__WORK TO DO__
Copy out every record below exactly as written, but leave out any pictures.

Data records:
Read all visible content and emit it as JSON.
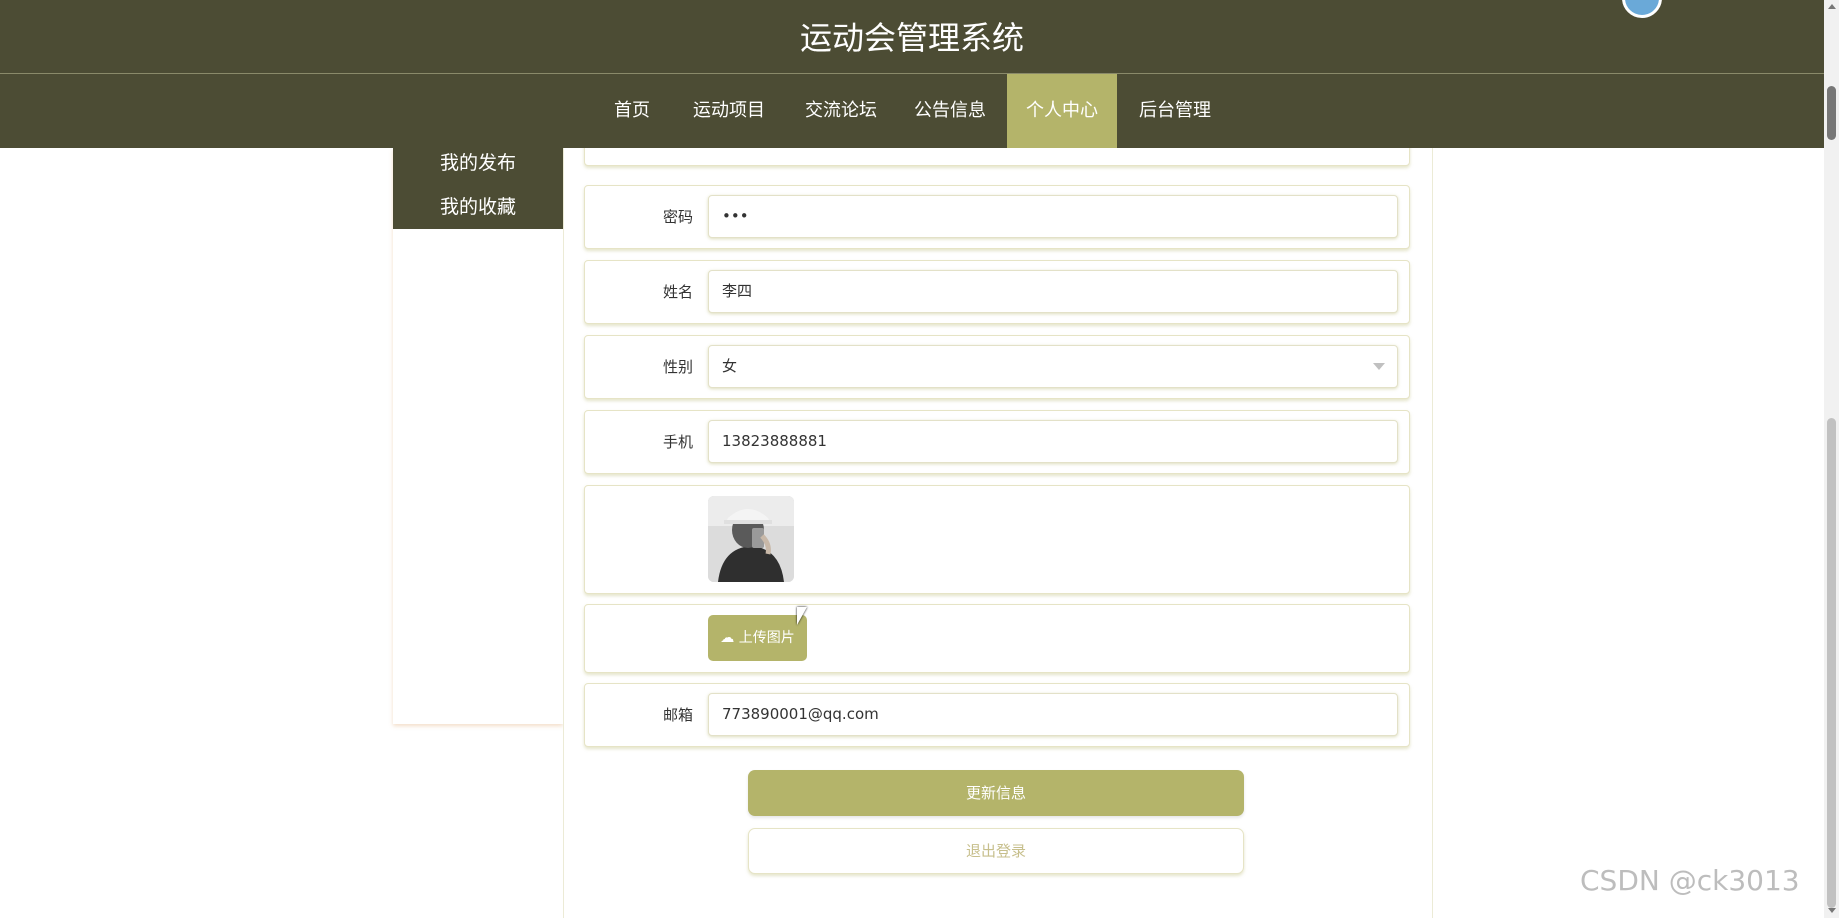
{
  "app": {
    "title": "运动会管理系统"
  },
  "nav": {
    "items": [
      {
        "label": "首页"
      },
      {
        "label": "运动项目"
      },
      {
        "label": "交流论坛"
      },
      {
        "label": "公告信息"
      },
      {
        "label": "个人中心",
        "active": true
      },
      {
        "label": "后台管理"
      }
    ]
  },
  "sidebar": {
    "items": [
      {
        "label": "我的发布"
      },
      {
        "label": "我的收藏"
      }
    ]
  },
  "form": {
    "password": {
      "label": "密码",
      "value": "•••"
    },
    "name": {
      "label": "姓名",
      "value": "李四"
    },
    "gender": {
      "label": "性别",
      "value": "女"
    },
    "phone": {
      "label": "手机",
      "value": "13823888881"
    },
    "upload_label": "上传图片",
    "email": {
      "label": "邮箱",
      "value": "773890001@qq.com"
    }
  },
  "buttons": {
    "update": "更新信息",
    "logout": "退出登录"
  },
  "watermark": "CSDN @ck3013",
  "colors": {
    "header": "#4c4c34",
    "accent": "#b4b46a",
    "scrollbar": "#f1f1f1"
  }
}
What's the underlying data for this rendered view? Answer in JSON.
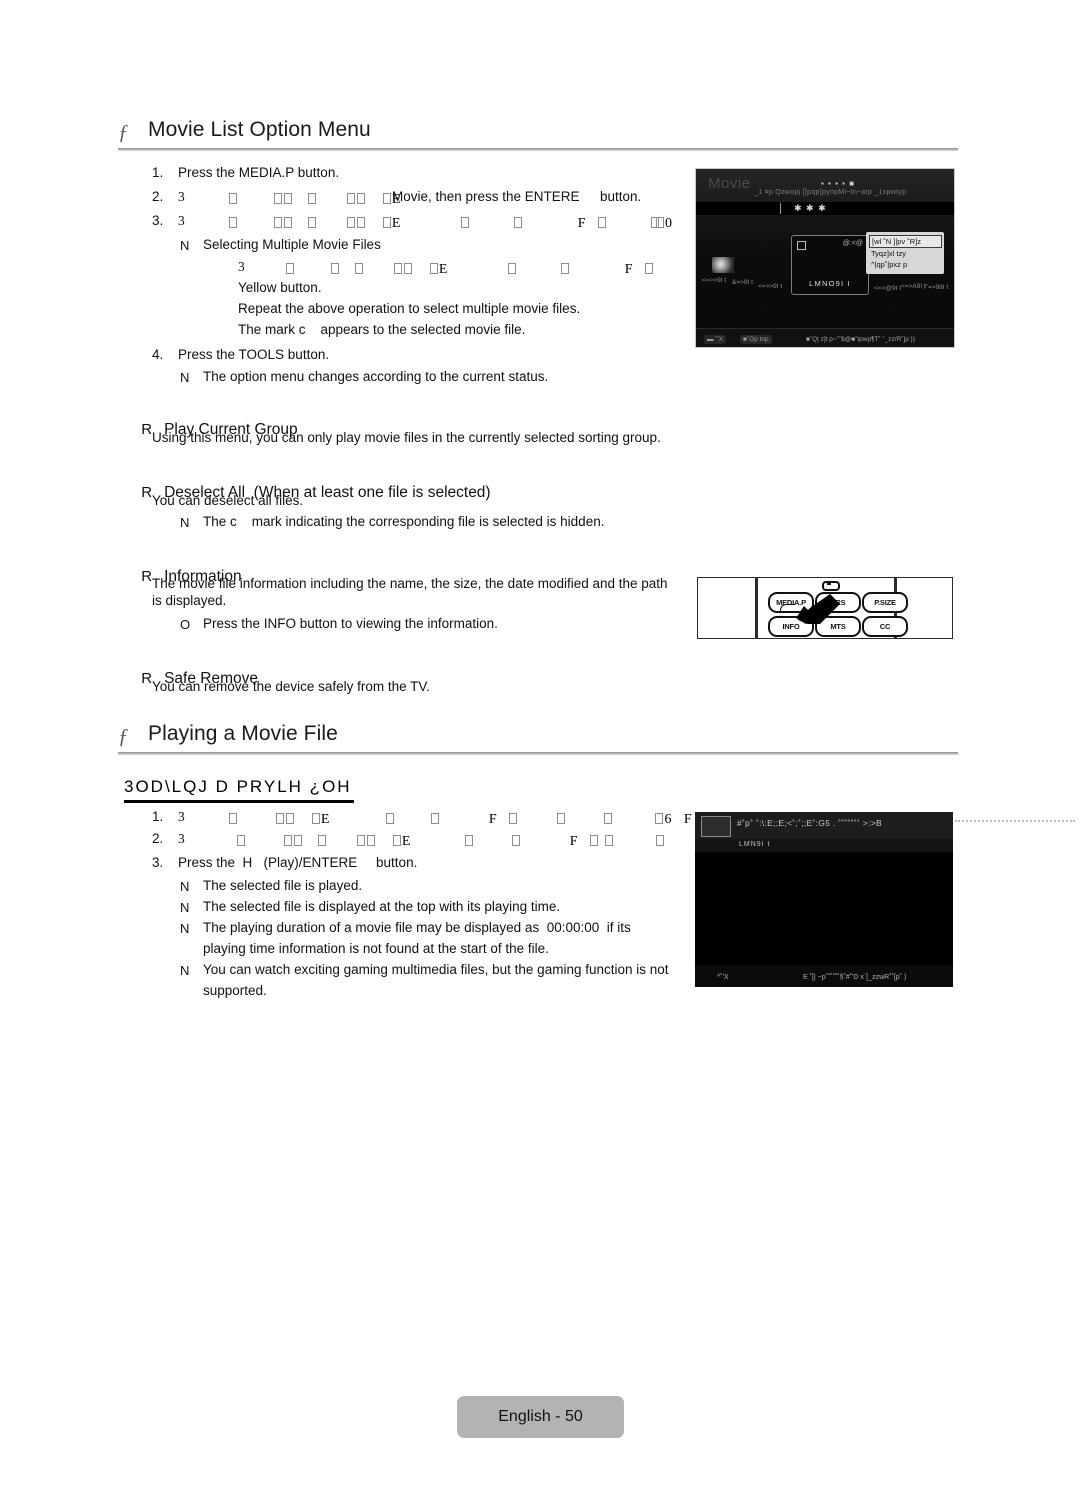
{
  "document": {
    "footer_label": "English - 50"
  },
  "section1": {
    "marker": "ƒ",
    "title": "Movie List Option Menu",
    "steps": [
      {
        "num": "1.",
        "text": "Press the MEDIA.P button."
      },
      {
        "num": "2.",
        "text_before": "",
        "garbled_head": "3",
        "text_mid": "Movie",
        "text_after": ", then press the ENTERE",
        "text_tail": "button."
      },
      {
        "num": "3.",
        "garbled_head": "3",
        "garbled_tail": "0"
      },
      {
        "num": "4.",
        "text": "Press the TOOLS button."
      }
    ],
    "step1_label": "Press the MEDIA.P button.",
    "step2_movie_word": "Movie",
    "step2_tail": ", then press the ENTERE",
    "step2_end": "button.",
    "step4_label": "Press the TOOLS button.",
    "note_multi_title": "Selecting Multiple Movie Files",
    "note_yellow": "Yellow button.",
    "note_repeat": "Repeat the above operation to select multiple movie files.",
    "note_mark": "The mark c    appears to the selected movie file.",
    "note_tools": "The option menu changes according to the current status.",
    "note_symbol": "N"
  },
  "options": [
    {
      "bullet": "R",
      "title": "Play Current Group",
      "body": "Using this menu, you can only play movie files in the currently selected sorting group.",
      "notes": []
    },
    {
      "bullet": "R",
      "title": "Deselect All  (When at least one file is selected)",
      "body": "You can deselect all files.",
      "notes": [
        {
          "mark": "N",
          "text": "The c    mark indicating the corresponding file is selected is hidden."
        }
      ]
    },
    {
      "bullet": "R",
      "title": "Information",
      "body": "The movie file information including the name, the size, the date modified and the path",
      "body2": "is displayed.",
      "notes": [
        {
          "mark": "O",
          "text": "Press the INFO button to viewing the information."
        }
      ]
    },
    {
      "bullet": "R",
      "title": "Safe Remove",
      "body": "You can remove the device safely from the TV.",
      "notes": []
    }
  ],
  "section2": {
    "marker": "ƒ",
    "title": "Playing a Movie File",
    "subheading": "3OD\\LQJ D PRYLH ¿OH",
    "steps": [
      {
        "num": "1.",
        "garbled_head": "3",
        "garbled_tail": "6"
      },
      {
        "num": "2.",
        "garbled_head": "3"
      },
      {
        "num": "3.",
        "text": "Press the  H   (Play)/ENTERE     button."
      }
    ],
    "step3_label": "Press the  H   (Play)/ENTERE     button.",
    "notes": [
      {
        "mark": "N",
        "text": "The selected file is played."
      },
      {
        "mark": "N",
        "text": "The selected file is displayed at the top with its playing time."
      },
      {
        "mark": "N",
        "text": "The playing duration of a movie file may be displayed as  00:00:00  if its"
      },
      {
        "mark": "",
        "text": "playing time information is not found at the start of the file."
      },
      {
        "mark": "N",
        "text": "You can watch exciting gaming multimedia files, but the gaming function is not"
      },
      {
        "mark": "",
        "text": "supported."
      }
    ]
  },
  "figure_movie_list": {
    "title": "Movie",
    "header_junk": "_1 ¤p    Qzwopj    []pqp]pynpMi~tn~atp _1xpwtyp",
    "header_dots": "▪ ▪ ▪ ▪ ■",
    "bar_dots": "✱ ✱ ✱",
    "panel_code": "@:<@",
    "panel_name": "LMNO9I I",
    "menu_items": [
      "[wl ˚N ]|pv ˚R]z",
      "Tyqz]xl tzy",
      "^|qp˚|pxz p"
    ],
    "row_labels": [
      "<=>>9I t",
      "&=>9I t",
      "<=>>9I t",
      "<=>@9I t",
      "<=>A9I t",
      "f˚=>99I t"
    ],
    "footer_chip1": "▬ ˚'X",
    "footer_chip2": "■˚Öp tnp",
    "footer_text": "■˚Q| z]t p~˚˚$@■˚tpwp¶T˚ ˚_zz/R˚]p  }}"
  },
  "figure_remote": {
    "buttons_top": [
      "MEDIA.P",
      "SRS",
      "P.SIZE"
    ],
    "buttons_bottom": [
      "INFO",
      "MTS",
      "CC"
    ],
    "pointer_target": "INFO"
  },
  "figure_playback": {
    "topbar_text": "#˚p˚ ˚:\\:E;;E;<˚;˚;;E˚:G5 . ˚˚˚˚˚˚˚ >:>B",
    "subbar_text": "LMN9I t",
    "bottom_left": "^˚'X",
    "bottom_right": "E  ˚[| ~p˚˚˚˚˚˚§˚#˚'D  x´[_zzwR˚˚[p˚ )"
  },
  "colors": {
    "rule": "#9a9a9a",
    "footer_bg": "#b3b3b3",
    "text": "#111111",
    "tofu_border": "#8d8d8d"
  }
}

__WRITTEN ANSWER__
Read all visible content and emit it as JSON.
{
  "app": {
    "title": "运动会管理系统"
  },
  "nav": {
    "items": [
      {
        "label": "首页"
      },
      {
        "label": "运动项目"
      },
      {
        "label": "交流论坛"
      },
      {
        "label": "公告信息"
      },
      {
        "label": "个人中心",
        "active": true
      },
      {
        "label": "后台管理"
      }
    ]
  },
  "sidebar": {
    "items": [
      {
        "label": "我的发布"
      },
      {
        "label": "我的收藏"
      }
    ]
  },
  "form": {
    "password": {
      "label": "密码",
      "value": "•••"
    },
    "name": {
      "label": "姓名",
      "value": "李四"
    },
    "gender": {
      "label": "性别",
      "value": "女"
    },
    "phone": {
      "label": "手机",
      "value": "13823888881"
    },
    "upload_label": "上传图片",
    "email": {
      "label": "邮箱",
      "value": "773890001@qq.com"
    }
  },
  "buttons": {
    "update": "更新信息",
    "logout": "退出登录"
  },
  "watermark": "CSDN @ck3013",
  "colors": {
    "header": "#4c4c34",
    "accent": "#b4b46a",
    "scrollbar": "#f1f1f1"
  }
}
What's the underlying data for this rendered view? Answer in JSON.
{
  "document": {
    "footer_label": "English - 50"
  },
  "section1": {
    "marker": "ƒ",
    "title": "Movie List Option Menu",
    "steps": [
      {
        "num": "1.",
        "text": "Press the MEDIA.P button."
      },
      {
        "num": "2.",
        "text_before": "",
        "garbled_head": "3",
        "text_mid": "Movie",
        "text_after": ", then press the ENTERE",
        "text_tail": "button."
      },
      {
        "num": "3.",
        "garbled_head": "3",
        "garbled_tail": "0"
      },
      {
        "num": "4.",
        "text": "Press the TOOLS button."
      }
    ],
    "step1_label": "Press the MEDIA.P button.",
    "step2_movie_word": "Movie",
    "step2_tail": ", then press the ENTERE",
    "step2_end": "button.",
    "step4_label": "Press the TOOLS button.",
    "note_multi_title": "Selecting Multiple Movie Files",
    "note_yellow": "Yellow button.",
    "note_repeat": "Repeat the above operation to select multiple movie files.",
    "note_mark": "The mark c    appears to the selected movie file.",
    "note_tools": "The option menu changes according to the current status.",
    "note_symbol": "N"
  },
  "options": [
    {
      "bullet": "R",
      "title": "Play Current Group",
      "body": "Using this menu, you can only play movie files in the currently selected sorting group.",
      "notes": []
    },
    {
      "bullet": "R",
      "title": "Deselect All  (When at least one file is selected)",
      "body": "You can deselect all files.",
      "notes": [
        {
          "mark": "N",
          "text": "The c    mark indicating the corresponding file is selected is hidden."
        }
      ]
    },
    {
      "bullet": "R",
      "title": "Information",
      "body": "The movie file information including the name, the size, the date modified and the path",
      "body2": "is displayed.",
      "notes": [
        {
          "mark": "O",
          "text": "Press the INFO button to viewing the information."
        }
      ]
    },
    {
      "bullet": "R",
      "title": "Safe Remove",
      "body": "You can remove the device safely from the TV.",
      "notes": []
    }
  ],
  "section2": {
    "marker": "ƒ",
    "title": "Playing a Movie File",
    "subheading": "3OD\\LQJ D PRYLH ¿OH",
    "steps": [
      {
        "num": "1.",
        "garbled_head": "3",
        "garbled_tail": "6"
      },
      {
        "num": "2.",
        "garbled_head": "3"
      },
      {
        "num": "3.",
        "text": "Press the  H   (Play)/ENTERE     button."
      }
    ],
    "step3_label": "Press the  H   (Play)/ENTERE     button.",
    "notes": [
      {
        "mark": "N",
        "text": "The selected file is played."
      },
      {
        "mark": "N",
        "text": "The selected file is displayed at the top with its playing time."
      },
      {
        "mark": "N",
        "text": "The playing duration of a movie file may be displayed as  00:00:00  if its"
      },
      {
        "mark": "",
        "text": "playing time information is not found at the start of the file."
      },
      {
        "mark": "N",
        "text": "You can watch exciting gaming multimedia files, but the gaming function is not"
      },
      {
        "mark": "",
        "text": "supported."
      }
    ]
  },
  "figure_movie_list": {
    "title": "Movie",
    "header_junk": "_1 ¤p    Qzwopj    []pqp]pynpMi~tn~atp _1xpwtyp",
    "header_dots": "▪ ▪ ▪ ▪ ■",
    "bar_dots": "✱ ✱ ✱",
    "panel_code": "@:<@",
    "panel_name": "LMNO9I I",
    "menu_items": [
      "[wl ˚N ]|pv ˚R]z",
      "Tyqz]xl tzy",
      "^|qp˚|pxz p"
    ],
    "row_labels": [
      "<=>>9I t",
      "&=>9I t",
      "<=>>9I t",
      "<=>@9I t",
      "<=>A9I t",
      "f˚=>99I t"
    ],
    "footer_chip1": "▬ ˚'X",
    "footer_chip2": "■˚Öp tnp",
    "footer_text": "■˚Q| z]t p~˚˚$@■˚tpwp¶T˚ ˚_zz/R˚]p  }}"
  },
  "figure_remote": {
    "buttons_top": [
      "MEDIA.P",
      "SRS",
      "P.SIZE"
    ],
    "buttons_bottom": [
      "INFO",
      "MTS",
      "CC"
    ],
    "pointer_target": "INFO"
  },
  "figure_playback": {
    "topbar_text": "#˚p˚ ˚:\\:E;;E;<˚;˚;;E˚:G5 . ˚˚˚˚˚˚˚ >:>B",
    "subbar_text": "LMN9I t",
    "bottom_left": "^˚'X",
    "bottom_right": "E  ˚[| ~p˚˚˚˚˚˚§˚#˚'D  x´[_zzwR˚˚[p˚ )"
  },
  "colors": {
    "rule": "#9a9a9a",
    "footer_bg": "#b3b3b3",
    "text": "#111111",
    "tofu_border": "#8d8d8d"
  }
}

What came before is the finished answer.